▶ [Alıntı metin]
Abaküs Yazılım
Hukuk Genel Kurulu
Esas No: 2018/1074
Karar No: 2021/356
Karar Tarihi: 25.03.2021

Yargıtay Hukuk Genel Kurulu 2018/1074 Esas 2021/356 Karar Sayılı İlamı

Hukuk Genel Kurulu         2018/1074 E.  ,  2021/356 K.

    "İçtihat Metni"

    MAHKEMESİ :İş Mahkemesi


    1. Taraflar arasındaki “Kurum işleminin iptali ve borçlu olmadığının tespiti" davasından dolayı yapılan yargılama sonunda, Kayseri 1. İş Mahkemesince verilen asıl ve birleşen davaların kabulüne ilişkin karar davalı Sosyal Güvenlik Kurumu Başkanlığı vekili tarafından temyiz edilmesi üzerine Yargıtay 10. Hukuk Dairesince yapılan inceleme sonunda bozulmuş, Mahkemece Özel Daire bozma kararına karşı direnilmiştir.
    2. Direnme kararı davalı Sosyal Güvenlik Kurumu Başkanlığı vekili tarafından temyiz edilmiştir.

▶ [Kayıtlar]

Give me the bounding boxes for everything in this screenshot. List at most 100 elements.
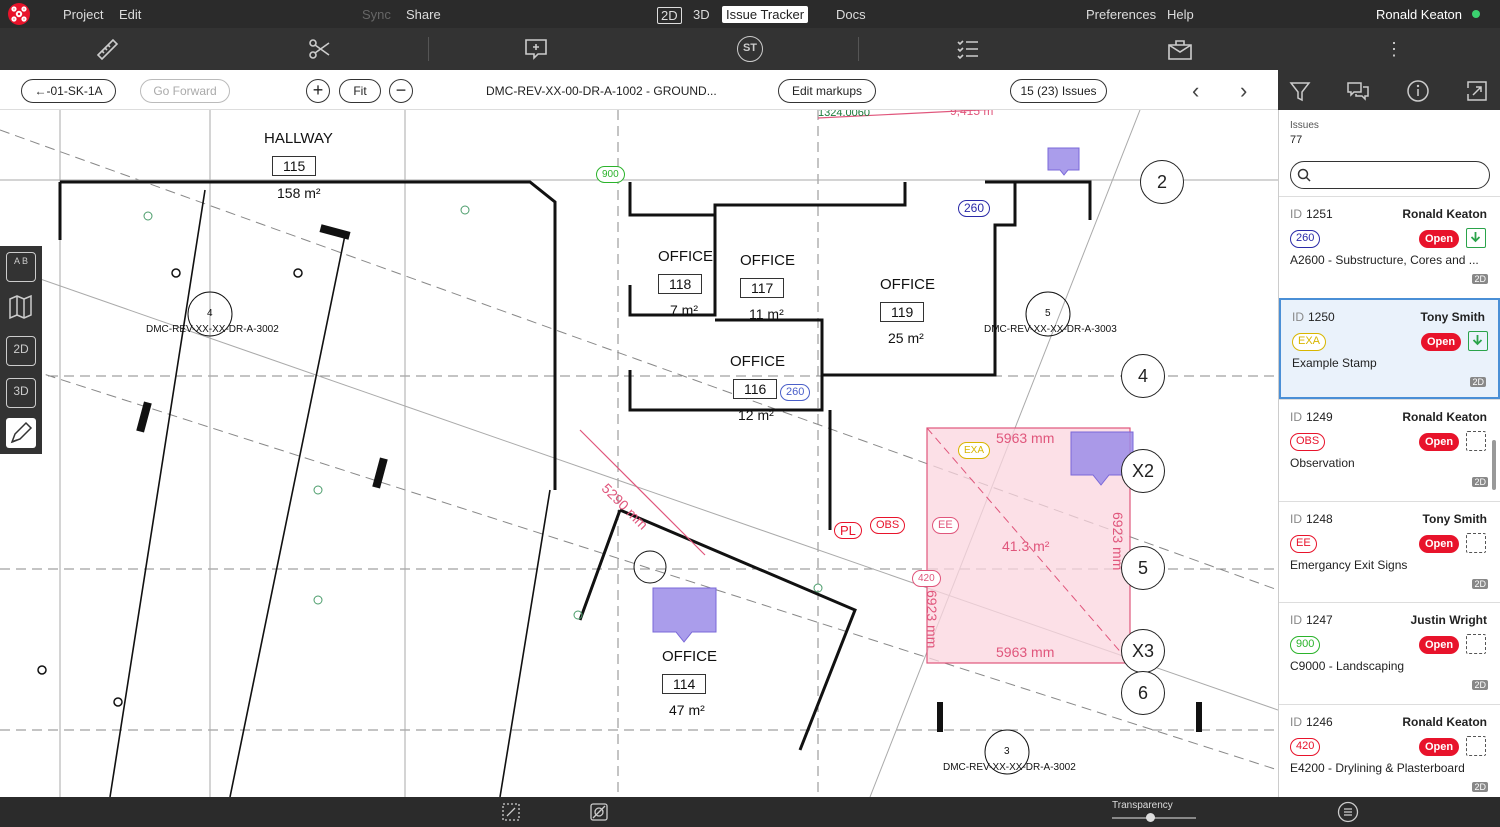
grid-bubble: X2 bbox=[1121, 449, 1165, 493]
status-badge[interactable]: Open bbox=[1419, 230, 1459, 248]
issue-description: E4200 - Drylining & Plasterboard bbox=[1290, 760, 1465, 775]
section-ref-label[interactable]: DMC-REV-XX-XX-DR-A-3002 bbox=[943, 762, 1076, 773]
issues-panel-header bbox=[1278, 70, 1500, 110]
issue-card[interactable]: ID 1249 Ronald Keaton OBS Open Observation 2D bbox=[1279, 399, 1500, 500]
room-name: OFFICE bbox=[740, 252, 795, 269]
download-pending-icon[interactable] bbox=[1466, 735, 1486, 756]
download-pending-icon[interactable] bbox=[1466, 431, 1486, 451]
issue-card[interactable]: ID 1247 Justin Wright 900 Open C9000 - Landsc… bbox=[1279, 602, 1500, 703]
room-area: 25 m² bbox=[888, 330, 924, 346]
issue-id-prefix: ID bbox=[1290, 714, 1302, 729]
menu-help[interactable]: Help bbox=[1167, 7, 1194, 22]
app-logo[interactable] bbox=[8, 3, 30, 25]
filter-icon[interactable] bbox=[1288, 79, 1312, 103]
info-icon[interactable] bbox=[1406, 79, 1430, 103]
room-area: 11 m² bbox=[749, 306, 784, 322]
download-pending-icon[interactable] bbox=[1466, 532, 1486, 553]
issue-card[interactable]: ID 1250 Tony Smith EXA Open Example Stamp 2D bbox=[1279, 297, 1500, 399]
list-view-icon[interactable] bbox=[1337, 801, 1359, 823]
edit-markups-button[interactable]: Edit markups bbox=[778, 79, 876, 103]
room-number: 116 bbox=[733, 379, 778, 399]
comment-add-icon[interactable] bbox=[523, 36, 549, 62]
issue-id-value: 1246 bbox=[1306, 714, 1333, 729]
issue-id: ID 1251 bbox=[1290, 207, 1333, 221]
status-badge[interactable]: Open bbox=[1419, 737, 1459, 756]
search-input[interactable] bbox=[1317, 166, 1481, 184]
issue-tag: OBS bbox=[1290, 433, 1326, 451]
stamp-icon[interactable]: ST bbox=[737, 36, 763, 62]
issue-card[interactable]: ID 1248 Tony Smith EE Open Emergancy Exit Sig… bbox=[1279, 500, 1500, 602]
pen-markup-icon[interactable] bbox=[6, 418, 36, 448]
download-pending-icon[interactable] bbox=[1466, 634, 1486, 654]
menu-edit[interactable]: Edit bbox=[119, 7, 141, 22]
back-button[interactable]: ←-01-SK-1A bbox=[21, 79, 116, 103]
chat-icon[interactable] bbox=[1346, 79, 1370, 103]
panel-scrollbar[interactable] bbox=[1492, 440, 1496, 490]
issue-pin-260[interactable]: 260 bbox=[958, 200, 991, 217]
issue-pin-260[interactable]: 260 bbox=[780, 384, 811, 401]
briefcase-icon[interactable] bbox=[1167, 36, 1193, 62]
status-badge[interactable]: Open bbox=[1421, 332, 1461, 351]
status-badge[interactable]: Open bbox=[1419, 433, 1459, 451]
menu-docs[interactable]: Docs bbox=[836, 7, 866, 22]
issue-card[interactable]: ID 1251 Ronald Keaton 260 Open A2600 - Substr… bbox=[1279, 196, 1500, 297]
chevron-right-icon[interactable]: › bbox=[1240, 78, 1247, 104]
checklist-icon[interactable] bbox=[955, 36, 981, 62]
chevron-left-icon[interactable]: ‹ bbox=[1192, 78, 1199, 104]
download-check-icon[interactable] bbox=[1468, 330, 1488, 351]
section-ref-label[interactable]: DMC-REV-XX-XX-DR-A-3003 bbox=[984, 324, 1117, 335]
issue-mode-badge: 2D bbox=[1472, 781, 1488, 792]
hide-markups-icon[interactable] bbox=[500, 801, 522, 823]
issue-pin-pl[interactable]: PL bbox=[834, 522, 862, 539]
drawing-title[interactable]: DMC-REV-XX-00-DR-A-1002 - GROUND... bbox=[486, 84, 717, 98]
room-name: OFFICE bbox=[662, 648, 717, 665]
room-area: 158 m² bbox=[277, 185, 321, 201]
room-name: OFFICE bbox=[880, 276, 935, 293]
room-number: 119 bbox=[880, 302, 925, 322]
issue-pin-ee[interactable]: EE bbox=[932, 517, 959, 534]
download-check-icon[interactable] bbox=[1466, 228, 1486, 248]
issue-pin-obs[interactable]: OBS bbox=[870, 517, 906, 534]
issue-pin-420[interactable]: 420 bbox=[912, 570, 941, 587]
map-pin-icon[interactable] bbox=[6, 292, 36, 322]
menu-mode-2d[interactable]: 2D bbox=[657, 7, 682, 24]
issue-card[interactable]: ID 1246 Ronald Keaton 420 Open E4200 - Drylin… bbox=[1279, 703, 1500, 797]
markup-width-label: 5963 mm bbox=[996, 644, 1055, 660]
search-icon bbox=[1297, 168, 1311, 182]
status-badge[interactable]: Open bbox=[1419, 636, 1459, 654]
room-number: 115 bbox=[272, 156, 317, 176]
ruler-icon[interactable] bbox=[94, 36, 120, 62]
menu-sync[interactable]: Sync bbox=[362, 7, 391, 22]
expand-icon[interactable] bbox=[1465, 79, 1489, 103]
menu-preferences[interactable]: Preferences bbox=[1086, 7, 1156, 22]
more-icon[interactable]: ⋮ bbox=[1381, 36, 1407, 62]
mode-3d-button[interactable]: 3D bbox=[6, 378, 36, 408]
issue-search-box[interactable] bbox=[1290, 161, 1490, 189]
menu-share[interactable]: Share bbox=[406, 7, 441, 22]
mode-2d-button[interactable]: 2D bbox=[6, 336, 36, 366]
go-forward-button[interactable]: Go Forward bbox=[140, 79, 230, 103]
text-markup-icon[interactable]: A B bbox=[6, 252, 36, 282]
transparency-slider-handle[interactable] bbox=[1145, 813, 1155, 822]
hide-issues-icon[interactable] bbox=[588, 801, 610, 823]
section-ref-number: 4 bbox=[207, 308, 213, 319]
menu-project[interactable]: Project bbox=[63, 7, 103, 22]
grid-bubble: 6 bbox=[1121, 671, 1165, 715]
issues-count-button[interactable]: 15 (23) Issues bbox=[1010, 79, 1107, 103]
fit-button[interactable]: Fit bbox=[339, 79, 381, 103]
grid-bubble: 4 bbox=[1121, 354, 1165, 398]
menu-mode-3d[interactable]: 3D bbox=[693, 7, 710, 22]
current-user[interactable]: Ronald Keaton bbox=[1376, 7, 1462, 22]
issue-pin-900[interactable]: 900 bbox=[596, 166, 625, 183]
scissors-icon[interactable] bbox=[307, 36, 333, 62]
room-number: 118 bbox=[658, 274, 703, 294]
issue-description: Observation bbox=[1290, 456, 1355, 470]
drawing-canvas[interactable]: HALLWAY 115 158 m² OFFICE 118 7 m² OFFIC… bbox=[0, 110, 1278, 797]
zoom-in-button[interactable]: + bbox=[306, 79, 330, 103]
menu-issue-tracker[interactable]: Issue Tracker bbox=[722, 6, 809, 23]
issue-description: Example Stamp bbox=[1292, 355, 1377, 370]
section-ref-label[interactable]: DMC-REV-XX-XX-DR-A-3002 bbox=[146, 324, 279, 335]
issue-pin-exa[interactable]: EXA bbox=[958, 442, 991, 459]
status-badge[interactable]: Open bbox=[1419, 534, 1459, 553]
zoom-out-button[interactable]: − bbox=[389, 79, 413, 103]
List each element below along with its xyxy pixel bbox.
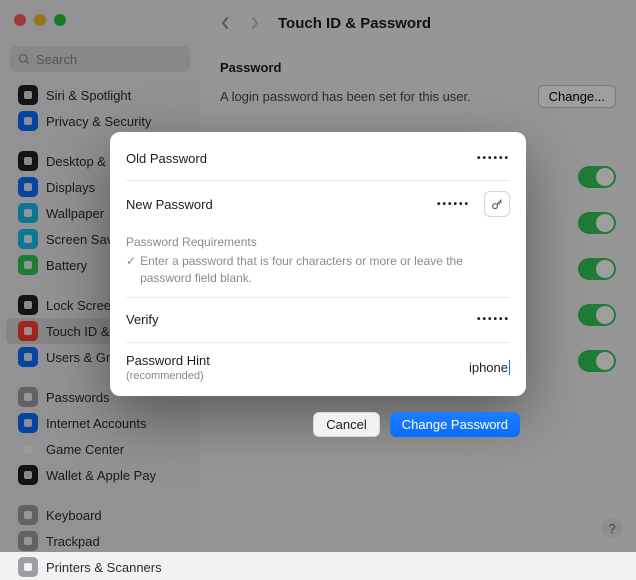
old-password-value: •••••• [477, 153, 510, 164]
hint-sublabel: (recommended) [126, 370, 461, 382]
requirements-title: Password Requirements [126, 235, 510, 249]
password-hint-row[interactable]: Password Hint (recommended) iphone [110, 343, 526, 392]
new-password-value: •••••• [437, 199, 470, 210]
verify-label: Verify [126, 312, 469, 327]
text-caret [509, 360, 510, 375]
new-password-label: New Password [126, 197, 429, 212]
requirement-text: Enter a password that is four characters… [140, 253, 510, 287]
cancel-button[interactable]: Cancel [313, 412, 379, 437]
password-suggestion-button[interactable] [484, 191, 510, 217]
old-password-row[interactable]: Old Password •••••• [110, 136, 526, 180]
change-password-dialog: Old Password •••••• New Password •••••• … [0, 0, 636, 552]
check-icon: ✓ [126, 253, 136, 287]
printer-icon [18, 557, 38, 577]
hint-label: Password Hint [126, 353, 461, 368]
hint-input[interactable]: iphone [469, 360, 508, 375]
sidebar-item-printers-scanners[interactable]: Printers & Scanners [6, 554, 194, 580]
verify-value: •••••• [477, 314, 510, 325]
password-requirements: Password Requirements ✓ Enter a password… [110, 227, 526, 297]
confirm-change-password-button[interactable]: Change Password [390, 412, 520, 437]
key-icon [491, 198, 504, 211]
sidebar-item-label: Printers & Scanners [46, 560, 162, 575]
old-password-label: Old Password [126, 151, 469, 166]
verify-password-row[interactable]: Verify •••••• [110, 298, 526, 342]
new-password-row[interactable]: New Password •••••• [110, 181, 526, 227]
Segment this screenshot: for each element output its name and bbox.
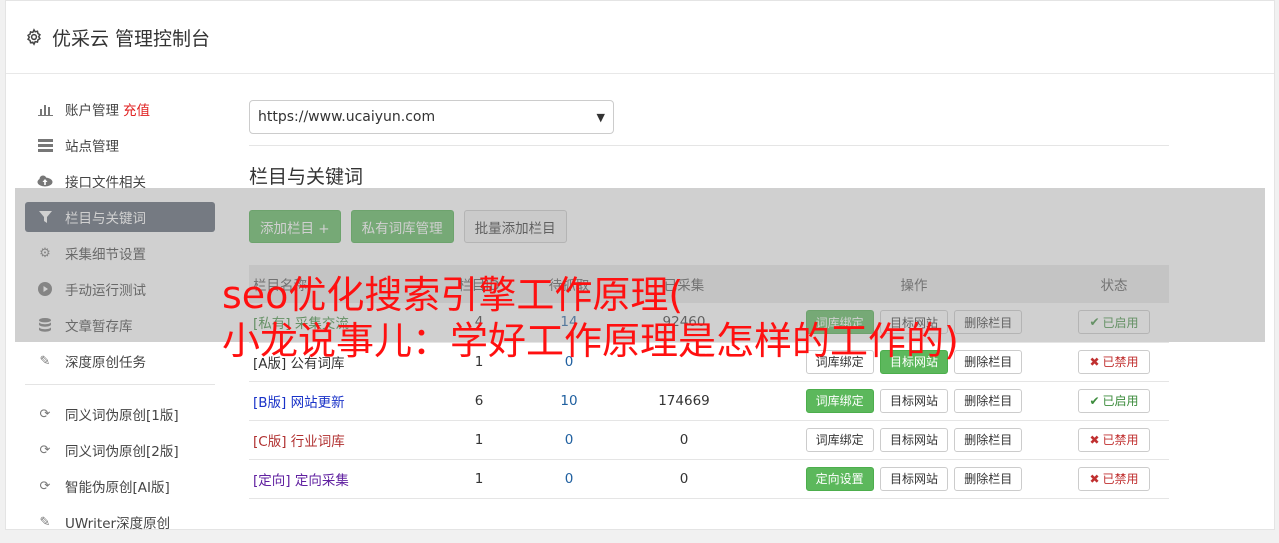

▶ [Görev listesi]
1) Karar metninde "Hukuk Genel Kurulu         2018/1074" sözcükleriyle başlayıp "tarafından temyiz edilmiştir." sözcükleri de dahil olmak üzere oraya kadar uzanan kısmı hiç değiştirmeden tekrarlayın.
2) Lütfen karar metnini bittiği yerden itibaren sürdürün.

▶ [Alıştırma yanıtları]
1)
Hukuk Genel Kurulu         2018/1074 E.  ,  2021/356 K.

    "İçtihat Metni"

    MAHKEMESİ :İş Mahkemesi


    1. Taraflar arasındaki “Kurum işleminin iptali ve borçlu olmadığının tespiti" davasından dolayı yapılan yargılama sonunda, Kayseri 1. İş Mahkemesince verilen asıl ve birleşen davaların kabulüne ilişkin karar davalı Sosyal Güvenlik Kurumu Başkanlığı vekili tarafından temyiz edilmesi üzerine Yargıtay 10. Hukuk Dairesince yapılan inceleme sonunda bozulmuş, Mahkemece Özel Daire bozma kararına karşı direnilmiştir.
    2. Direnme kararı davalı Sosyal Güvenlik Kurumu Başkanlığı vekili tarafından temyiz edilmiştir.

2)
    3. Hukuk Genel Kurulunca dosyadaki belgeler incelendikten sonra gereği görüşüldü:

    I. YARGILAMA SÜRECİ
    Davacı İstemi:
    4. Davacı vekili asıl dava dilekçesinde; müvekkilinin 18.01.2001-06.03.2002 tarihleri arasında Neslin Turizm Restoran Akaryakıt Tic. Ltd. Şti’nin (unvan değişikliği ile Seçel Turizm Restaurant ve Akaryakıt San. Tic. Ltd. Şti.) 1023224 sicil numaralı işyerinde genel koordinatör olarak çalıştığını, prim borçlarının tahakkuk ve tediyesi ile görevli olmadığı gibi, işyerinde çalışmadığı 2001 yılı öncesine ve ayrıldığı tarihten sonrasına ait borçlardan da sorumlu tutulduğunu, yapılan tahsilatların sorumlu olduğu dönem dışındaki borçlara mahsup edildiğini, öte yandan şirketin malvarlığından borcun tahsili yoluna gidilmeden müvekkili hakkında işlem yapılamayacağını, kendisine bildirim yapılmadan arabası ve taşınmazına haciz konulduğunu, satış aşamasında haberdar olduğu taşınmazı üzerindeki haczi 30.000,00TL ödeyerek kaldırdığını ileri sürerek davacının malları üzerine konulan hacizlerin kaldırılmasına ve borçlu olmadığının tespitine karar verilmesini talep etmiştir
    5. Davacı vekili Kayseri 1. İş Mahkemesinin 2012/825 Esas sırasına kayden açtığı davada; davalı Sosyal Güvenlik Kurumu (SGK/Kurum) tarafından aynı borç için 03.12.2012 tarihinde yeniden ödeme emri çıkarıldığını ileri sürerek borçlu olmadığının tespitine karar verilmesini talep etmiş; dava Kayseri 1. İş Mahkemesinin 27.05.2014 tarihli ve 2012/825 E., 2014/535 K. sayılı karar ile eldeki dava ile birleştirilmiştir.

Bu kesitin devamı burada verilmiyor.